Selected extract
##############################
Our family...waiting for the truck parade to start. |
Tysen, Koen, and Henry...still waiting. |
The kids got to sit in the firetruck after the parade ended.
Once we arrived home, we dragged out the ingredients for Almond Poppy Seed Muffins. I'm on a mission to find muffin recipes Koen likes so he can take them to school for lunch. The only sandwich he enjoys is something with peanut butter, but peanut butter is not allowed due to other students' allergies. I know he'll eat pumpkin muffins, but I want him to continue to like pumpkin muffins after the year is over, so I don't want to send on every day. When I went through my recipes I'd suggested Lemon Poppy Seed Muffins, but in informed me he actually likes almond poppy seed better (thank you, Costco). Surprisingly, I didn't have a recipe for that on hand, so I ventured online and came up with a few possibilities. I had all the ingredients in the house for the following, and I'm told they turned out quite well! After mixing these together, I wondered about just taking the almond bar recipe I have and adding poppy seeds in. It would be a much denser muffin, but would taste delicious, I think. I may have to try that in the future!
##############################
What is asked
a – In the records, swap "interactable" for "clickable" on the lines between the one holding "hint-button[interactable] [227,468,253,494]" and the one holding "square-e5[interactable]: ♟ [150,225,188,263]", inclusive, and return only those lines with nothing else changed.
b – Carry on the account of the truck parade and the muffin baking, starting after its final sentence.
The text and the records come from separate, unrelated sources.

(Element and coordinate records)
##############################
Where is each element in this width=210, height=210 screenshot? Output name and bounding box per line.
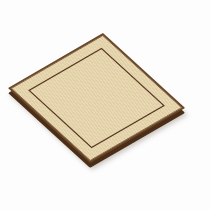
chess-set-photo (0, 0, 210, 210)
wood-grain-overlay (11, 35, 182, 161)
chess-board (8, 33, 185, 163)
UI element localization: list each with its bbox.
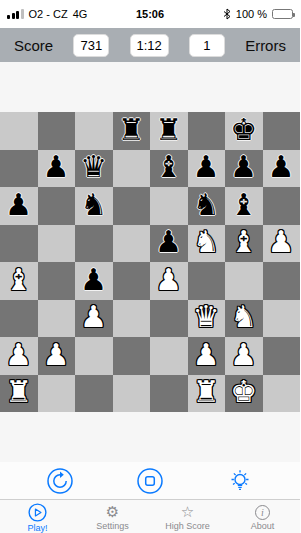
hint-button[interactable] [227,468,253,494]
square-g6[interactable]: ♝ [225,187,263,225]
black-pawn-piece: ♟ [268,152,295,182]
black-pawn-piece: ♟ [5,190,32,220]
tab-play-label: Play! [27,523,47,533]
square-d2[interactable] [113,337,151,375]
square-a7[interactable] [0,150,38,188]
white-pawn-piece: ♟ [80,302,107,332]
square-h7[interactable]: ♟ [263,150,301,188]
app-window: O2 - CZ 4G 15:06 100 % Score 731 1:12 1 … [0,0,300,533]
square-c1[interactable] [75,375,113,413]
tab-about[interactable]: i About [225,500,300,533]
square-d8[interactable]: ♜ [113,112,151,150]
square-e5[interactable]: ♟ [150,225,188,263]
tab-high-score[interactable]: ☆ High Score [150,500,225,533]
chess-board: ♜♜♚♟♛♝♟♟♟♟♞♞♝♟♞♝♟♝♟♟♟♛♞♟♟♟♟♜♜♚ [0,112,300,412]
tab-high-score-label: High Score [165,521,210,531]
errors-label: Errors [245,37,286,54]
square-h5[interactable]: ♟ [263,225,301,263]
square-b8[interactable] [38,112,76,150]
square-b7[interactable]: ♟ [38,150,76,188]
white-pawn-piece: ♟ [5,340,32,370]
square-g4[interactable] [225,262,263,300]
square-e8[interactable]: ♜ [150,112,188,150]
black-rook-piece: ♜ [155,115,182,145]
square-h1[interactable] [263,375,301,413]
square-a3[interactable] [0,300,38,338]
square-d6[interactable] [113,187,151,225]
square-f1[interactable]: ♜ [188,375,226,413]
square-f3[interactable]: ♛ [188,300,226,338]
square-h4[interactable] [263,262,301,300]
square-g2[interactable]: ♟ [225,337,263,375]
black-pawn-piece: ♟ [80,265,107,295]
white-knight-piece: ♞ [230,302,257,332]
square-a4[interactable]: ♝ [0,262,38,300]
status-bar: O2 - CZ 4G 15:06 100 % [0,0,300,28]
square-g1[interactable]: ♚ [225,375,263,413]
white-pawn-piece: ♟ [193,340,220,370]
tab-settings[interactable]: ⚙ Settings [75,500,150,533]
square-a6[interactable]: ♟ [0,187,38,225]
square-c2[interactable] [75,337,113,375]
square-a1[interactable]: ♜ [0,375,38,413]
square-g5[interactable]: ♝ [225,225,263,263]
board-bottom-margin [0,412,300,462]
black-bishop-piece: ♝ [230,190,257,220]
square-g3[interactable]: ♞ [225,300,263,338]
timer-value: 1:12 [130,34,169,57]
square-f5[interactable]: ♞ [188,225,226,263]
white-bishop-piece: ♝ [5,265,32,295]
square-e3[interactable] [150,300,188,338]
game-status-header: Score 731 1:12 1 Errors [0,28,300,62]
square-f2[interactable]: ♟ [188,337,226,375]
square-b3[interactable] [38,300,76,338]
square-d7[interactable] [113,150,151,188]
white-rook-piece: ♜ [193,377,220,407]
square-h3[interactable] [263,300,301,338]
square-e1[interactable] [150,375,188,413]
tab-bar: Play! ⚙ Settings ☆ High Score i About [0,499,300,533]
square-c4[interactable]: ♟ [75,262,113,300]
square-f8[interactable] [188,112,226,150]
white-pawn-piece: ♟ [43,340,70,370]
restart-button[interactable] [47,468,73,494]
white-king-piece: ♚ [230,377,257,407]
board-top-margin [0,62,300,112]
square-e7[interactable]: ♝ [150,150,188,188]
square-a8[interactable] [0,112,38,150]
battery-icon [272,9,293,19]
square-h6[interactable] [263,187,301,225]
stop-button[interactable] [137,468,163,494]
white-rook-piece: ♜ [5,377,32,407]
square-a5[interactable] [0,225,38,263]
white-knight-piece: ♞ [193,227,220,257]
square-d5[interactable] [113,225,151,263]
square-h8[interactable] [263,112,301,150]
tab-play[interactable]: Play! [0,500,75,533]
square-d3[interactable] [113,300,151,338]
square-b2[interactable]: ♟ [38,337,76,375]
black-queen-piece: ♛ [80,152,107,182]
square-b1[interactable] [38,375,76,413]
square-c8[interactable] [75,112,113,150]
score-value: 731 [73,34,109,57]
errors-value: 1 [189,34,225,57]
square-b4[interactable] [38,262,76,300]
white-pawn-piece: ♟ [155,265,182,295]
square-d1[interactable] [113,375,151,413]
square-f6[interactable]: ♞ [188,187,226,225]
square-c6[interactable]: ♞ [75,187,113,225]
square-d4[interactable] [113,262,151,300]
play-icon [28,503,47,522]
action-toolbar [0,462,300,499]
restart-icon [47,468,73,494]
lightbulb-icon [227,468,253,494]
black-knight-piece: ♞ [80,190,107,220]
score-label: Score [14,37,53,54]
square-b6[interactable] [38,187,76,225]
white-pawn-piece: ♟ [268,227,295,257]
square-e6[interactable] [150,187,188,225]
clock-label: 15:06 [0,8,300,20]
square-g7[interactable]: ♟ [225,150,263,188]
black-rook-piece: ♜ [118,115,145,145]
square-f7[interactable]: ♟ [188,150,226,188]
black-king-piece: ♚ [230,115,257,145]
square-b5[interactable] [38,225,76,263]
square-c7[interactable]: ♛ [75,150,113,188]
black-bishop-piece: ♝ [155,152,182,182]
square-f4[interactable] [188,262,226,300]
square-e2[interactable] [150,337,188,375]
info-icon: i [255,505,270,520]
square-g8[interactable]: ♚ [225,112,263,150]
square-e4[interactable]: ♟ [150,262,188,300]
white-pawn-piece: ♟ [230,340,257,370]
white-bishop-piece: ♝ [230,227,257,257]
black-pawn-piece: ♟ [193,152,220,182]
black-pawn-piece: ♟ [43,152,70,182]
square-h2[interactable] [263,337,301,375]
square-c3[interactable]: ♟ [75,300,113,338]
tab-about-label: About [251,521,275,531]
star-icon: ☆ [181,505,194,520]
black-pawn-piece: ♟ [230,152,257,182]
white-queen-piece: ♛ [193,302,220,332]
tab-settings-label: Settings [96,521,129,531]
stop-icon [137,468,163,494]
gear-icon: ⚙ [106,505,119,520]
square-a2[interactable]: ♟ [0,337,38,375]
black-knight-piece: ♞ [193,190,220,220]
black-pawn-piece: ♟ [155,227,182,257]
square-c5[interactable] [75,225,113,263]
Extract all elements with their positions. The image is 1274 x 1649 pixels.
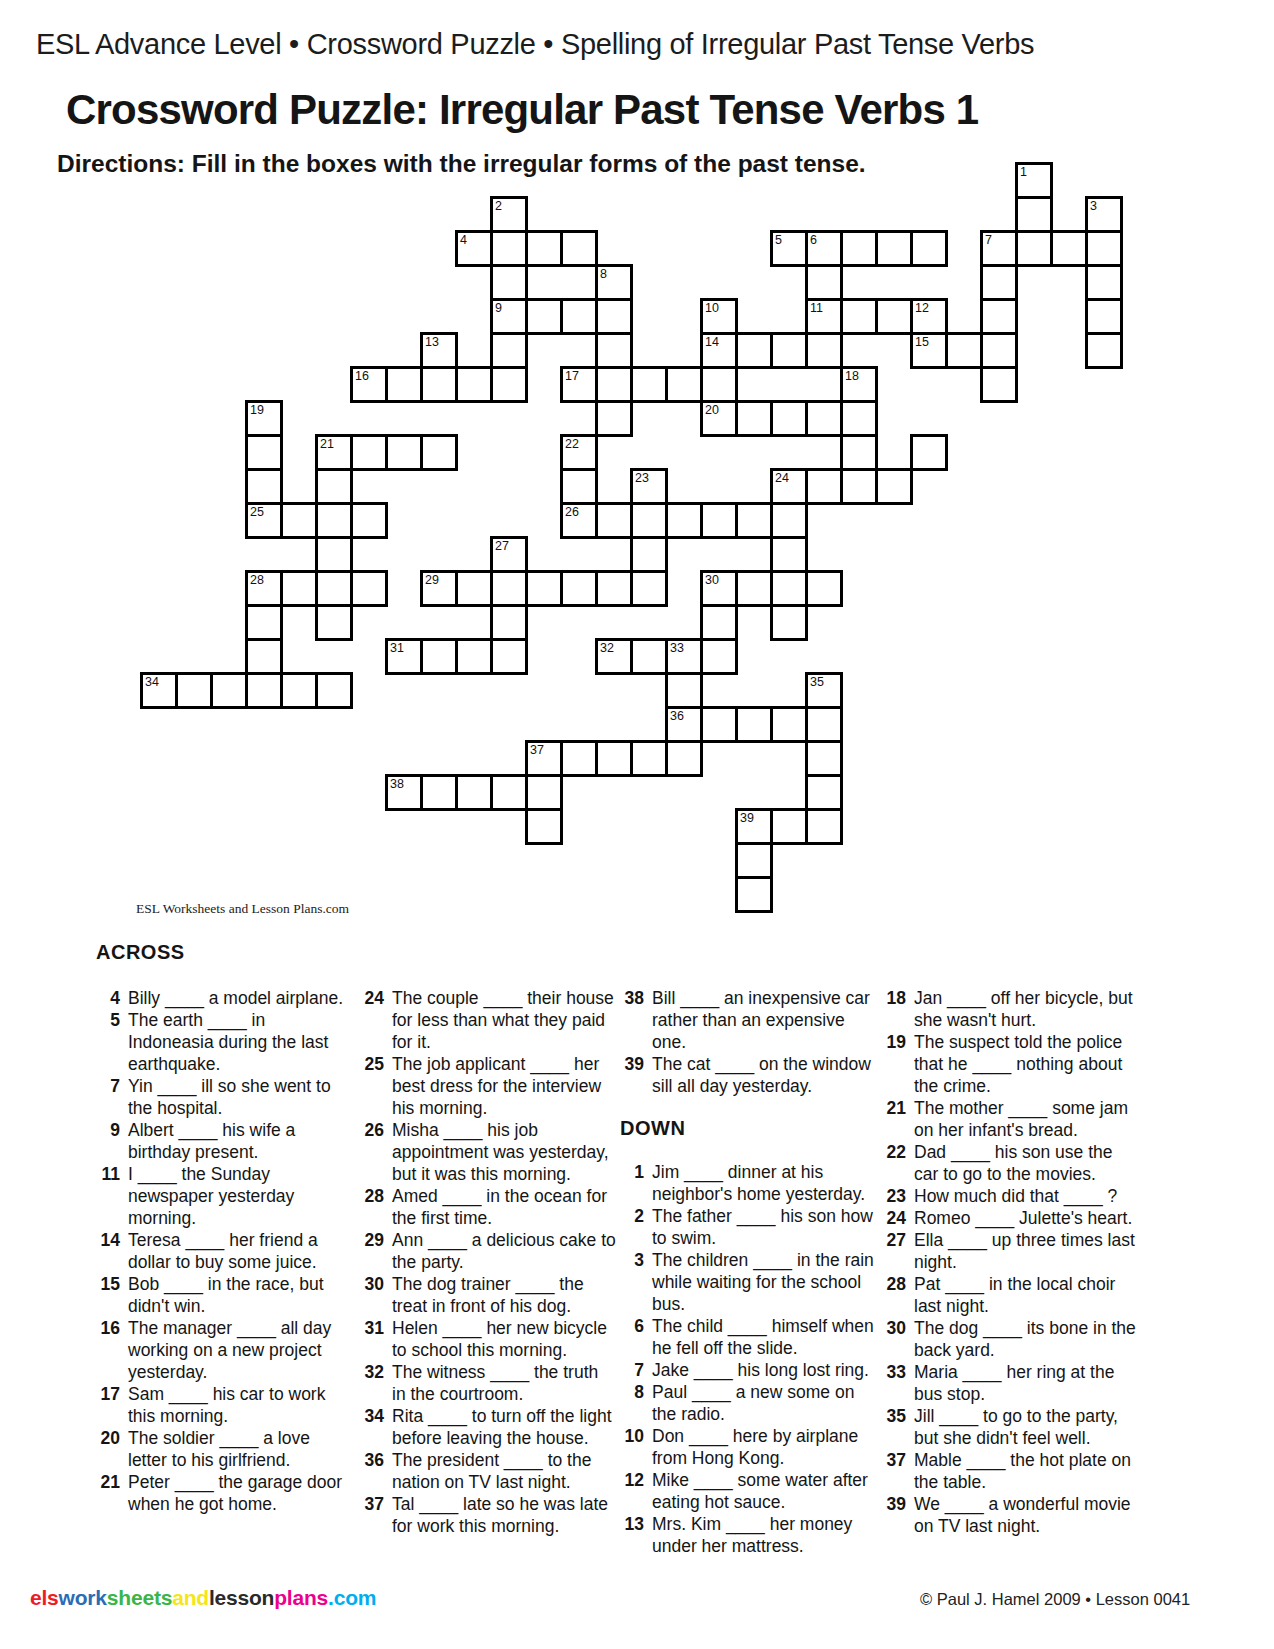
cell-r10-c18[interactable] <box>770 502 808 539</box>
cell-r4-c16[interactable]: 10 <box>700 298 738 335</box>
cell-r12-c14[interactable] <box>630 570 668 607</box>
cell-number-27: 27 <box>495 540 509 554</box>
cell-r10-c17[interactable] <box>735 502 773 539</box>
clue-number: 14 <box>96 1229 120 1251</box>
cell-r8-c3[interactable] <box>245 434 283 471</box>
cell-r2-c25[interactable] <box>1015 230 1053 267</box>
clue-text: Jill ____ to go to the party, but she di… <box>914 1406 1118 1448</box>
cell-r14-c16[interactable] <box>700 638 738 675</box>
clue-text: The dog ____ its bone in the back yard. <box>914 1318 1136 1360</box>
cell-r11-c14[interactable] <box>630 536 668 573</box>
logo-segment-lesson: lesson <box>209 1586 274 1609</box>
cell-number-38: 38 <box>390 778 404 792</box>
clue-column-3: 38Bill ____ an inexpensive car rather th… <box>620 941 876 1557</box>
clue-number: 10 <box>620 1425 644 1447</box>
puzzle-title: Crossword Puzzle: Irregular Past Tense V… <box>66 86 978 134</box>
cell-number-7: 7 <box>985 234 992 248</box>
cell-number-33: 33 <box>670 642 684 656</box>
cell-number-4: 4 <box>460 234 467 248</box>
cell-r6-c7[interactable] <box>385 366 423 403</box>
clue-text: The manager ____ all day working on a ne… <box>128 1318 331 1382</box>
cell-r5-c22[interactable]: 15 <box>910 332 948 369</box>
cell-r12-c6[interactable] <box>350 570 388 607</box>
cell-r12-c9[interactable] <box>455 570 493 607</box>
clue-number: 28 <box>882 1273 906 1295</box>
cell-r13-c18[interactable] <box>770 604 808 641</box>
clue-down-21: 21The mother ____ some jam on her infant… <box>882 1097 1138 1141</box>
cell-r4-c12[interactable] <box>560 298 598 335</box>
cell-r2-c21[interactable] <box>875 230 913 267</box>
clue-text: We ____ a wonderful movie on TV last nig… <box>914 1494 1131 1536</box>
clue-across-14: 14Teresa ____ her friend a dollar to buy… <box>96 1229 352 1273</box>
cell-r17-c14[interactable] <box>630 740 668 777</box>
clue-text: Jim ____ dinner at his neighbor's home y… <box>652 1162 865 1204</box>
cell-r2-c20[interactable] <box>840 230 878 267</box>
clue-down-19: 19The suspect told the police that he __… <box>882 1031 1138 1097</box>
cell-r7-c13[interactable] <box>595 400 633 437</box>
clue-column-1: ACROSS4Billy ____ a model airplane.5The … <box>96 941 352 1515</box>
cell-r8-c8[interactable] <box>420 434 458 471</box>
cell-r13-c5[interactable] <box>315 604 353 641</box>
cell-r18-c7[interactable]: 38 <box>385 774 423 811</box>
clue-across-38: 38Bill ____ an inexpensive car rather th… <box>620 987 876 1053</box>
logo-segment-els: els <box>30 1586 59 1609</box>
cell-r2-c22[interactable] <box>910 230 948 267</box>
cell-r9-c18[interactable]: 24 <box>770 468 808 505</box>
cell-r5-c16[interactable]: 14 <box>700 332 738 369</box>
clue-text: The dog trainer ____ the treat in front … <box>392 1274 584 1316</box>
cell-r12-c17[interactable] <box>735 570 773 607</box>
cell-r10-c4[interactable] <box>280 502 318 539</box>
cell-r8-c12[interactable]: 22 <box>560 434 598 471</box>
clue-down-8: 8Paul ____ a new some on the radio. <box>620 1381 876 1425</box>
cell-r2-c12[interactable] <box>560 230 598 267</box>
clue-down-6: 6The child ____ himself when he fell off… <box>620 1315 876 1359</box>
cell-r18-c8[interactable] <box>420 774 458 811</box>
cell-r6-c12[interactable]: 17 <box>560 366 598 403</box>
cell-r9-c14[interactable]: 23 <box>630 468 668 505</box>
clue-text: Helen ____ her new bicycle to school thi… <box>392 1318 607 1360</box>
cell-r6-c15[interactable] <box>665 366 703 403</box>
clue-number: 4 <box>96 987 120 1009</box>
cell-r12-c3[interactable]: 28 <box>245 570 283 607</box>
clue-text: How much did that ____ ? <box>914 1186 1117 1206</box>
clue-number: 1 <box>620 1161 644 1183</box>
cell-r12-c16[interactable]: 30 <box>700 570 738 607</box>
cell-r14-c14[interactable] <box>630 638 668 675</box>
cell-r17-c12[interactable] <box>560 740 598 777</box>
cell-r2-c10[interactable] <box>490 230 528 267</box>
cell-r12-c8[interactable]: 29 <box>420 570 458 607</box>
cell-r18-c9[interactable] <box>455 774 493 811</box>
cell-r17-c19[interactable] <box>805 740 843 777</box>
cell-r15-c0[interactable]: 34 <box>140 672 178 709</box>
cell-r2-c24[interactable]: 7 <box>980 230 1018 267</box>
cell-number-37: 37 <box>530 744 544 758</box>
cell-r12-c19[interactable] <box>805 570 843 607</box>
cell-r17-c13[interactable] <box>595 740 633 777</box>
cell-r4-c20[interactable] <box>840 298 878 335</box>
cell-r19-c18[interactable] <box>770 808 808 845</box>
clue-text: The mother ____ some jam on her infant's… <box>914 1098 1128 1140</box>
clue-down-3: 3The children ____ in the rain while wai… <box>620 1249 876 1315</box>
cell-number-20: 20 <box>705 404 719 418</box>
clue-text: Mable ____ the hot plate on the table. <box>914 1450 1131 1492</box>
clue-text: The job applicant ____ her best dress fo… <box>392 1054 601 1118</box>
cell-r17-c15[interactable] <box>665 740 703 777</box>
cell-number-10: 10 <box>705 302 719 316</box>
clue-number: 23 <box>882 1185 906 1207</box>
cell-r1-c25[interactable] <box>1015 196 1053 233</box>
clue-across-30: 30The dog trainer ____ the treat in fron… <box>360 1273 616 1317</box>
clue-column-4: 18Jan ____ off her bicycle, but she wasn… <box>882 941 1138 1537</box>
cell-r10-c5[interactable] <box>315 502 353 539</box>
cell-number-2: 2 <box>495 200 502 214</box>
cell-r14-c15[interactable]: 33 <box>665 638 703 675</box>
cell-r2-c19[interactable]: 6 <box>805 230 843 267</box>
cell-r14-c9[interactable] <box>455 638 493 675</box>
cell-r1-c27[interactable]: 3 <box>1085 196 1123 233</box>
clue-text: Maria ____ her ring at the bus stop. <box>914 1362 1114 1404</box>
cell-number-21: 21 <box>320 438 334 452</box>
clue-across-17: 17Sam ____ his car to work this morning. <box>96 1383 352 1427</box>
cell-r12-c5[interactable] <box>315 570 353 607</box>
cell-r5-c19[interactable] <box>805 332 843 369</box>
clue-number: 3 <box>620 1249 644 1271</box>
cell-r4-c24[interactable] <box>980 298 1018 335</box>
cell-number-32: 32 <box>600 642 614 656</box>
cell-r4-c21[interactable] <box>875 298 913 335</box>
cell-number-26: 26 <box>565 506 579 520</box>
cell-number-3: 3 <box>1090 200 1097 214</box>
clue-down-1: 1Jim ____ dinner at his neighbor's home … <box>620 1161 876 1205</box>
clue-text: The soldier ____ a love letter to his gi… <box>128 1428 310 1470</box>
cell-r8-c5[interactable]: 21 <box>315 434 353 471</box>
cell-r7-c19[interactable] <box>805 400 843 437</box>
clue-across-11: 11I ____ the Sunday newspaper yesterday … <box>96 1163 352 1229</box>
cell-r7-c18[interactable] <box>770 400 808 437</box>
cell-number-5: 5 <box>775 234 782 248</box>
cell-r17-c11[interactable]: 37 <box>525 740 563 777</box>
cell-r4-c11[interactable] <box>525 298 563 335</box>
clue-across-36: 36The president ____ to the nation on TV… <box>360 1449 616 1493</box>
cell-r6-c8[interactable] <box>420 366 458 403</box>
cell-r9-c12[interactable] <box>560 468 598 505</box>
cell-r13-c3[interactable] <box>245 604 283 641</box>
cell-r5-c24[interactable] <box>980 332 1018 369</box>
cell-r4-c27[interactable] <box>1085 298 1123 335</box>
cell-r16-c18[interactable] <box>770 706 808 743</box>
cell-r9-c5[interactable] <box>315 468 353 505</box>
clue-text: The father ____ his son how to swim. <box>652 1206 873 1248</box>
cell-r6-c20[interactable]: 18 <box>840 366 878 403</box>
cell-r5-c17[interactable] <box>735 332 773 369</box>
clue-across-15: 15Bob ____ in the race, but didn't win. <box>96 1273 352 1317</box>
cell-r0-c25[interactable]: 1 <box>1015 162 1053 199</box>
##############################
Answers to the exercises
a –
hint-button[clickable] [227,468,253,494]
square-g6[clickable]: ♝ [225,187,263,225]
black-pawn-piece: ♟ [268,152,295,182]
black-pawn-piece: ♟ [5,190,32,220]
tab-play-label: Play! [27,523,47,533]
square-d2[clickable] [113,337,151,375]
square-a7[clickable] [0,150,38,188]
white-pawn-piece: ♟ [80,302,107,332]
square-h7[clickable]: ♟ [263,150,301,188]
app-window: O2 - CZ 4G 15:06 100 % Score 731 1:12 1 … [0,0,300,533]
square-c1[clickable] [75,375,113,413]
tab-about[clickable]: i About [225,500,300,533]
square-d8[clickable]: ♜ [113,112,151,150]
square-e5[clickable]: ♟ [150,225,188,263]

b –
Almond Poppy Seed Muffins
- 1/2 cup butter
- 3/4 cup sugar
- 2 large eggs
- 1 1/2 tsp. almond extract
- 1 1/2 cups flour
- 1 1/8 tsp. baking powder
- 1/2 tsp. baking soda
- 1/4 tsp. salt
- 1/2 cup buttermilk
- 2 1/2 Tbs. poppy seeds
- Cream butter and sugar, beating until light and fluffy.
- Add eggs, beat well.
- Add almond extract, beat well.
- Mix dry ingredients in a separate bowl.
- Add dry ingredients to creamed mixture alternately with the buttermilk.
- Mix until just combined with each addition.
- Fold in poppy seeds.
- Spoon into greased muffin tins or use paper baking liners, filling 2/3 full.
- Bake at 350 degrees for 15-18 minutes.
- Remove from pan to cool on rack.
(found on cooks.com)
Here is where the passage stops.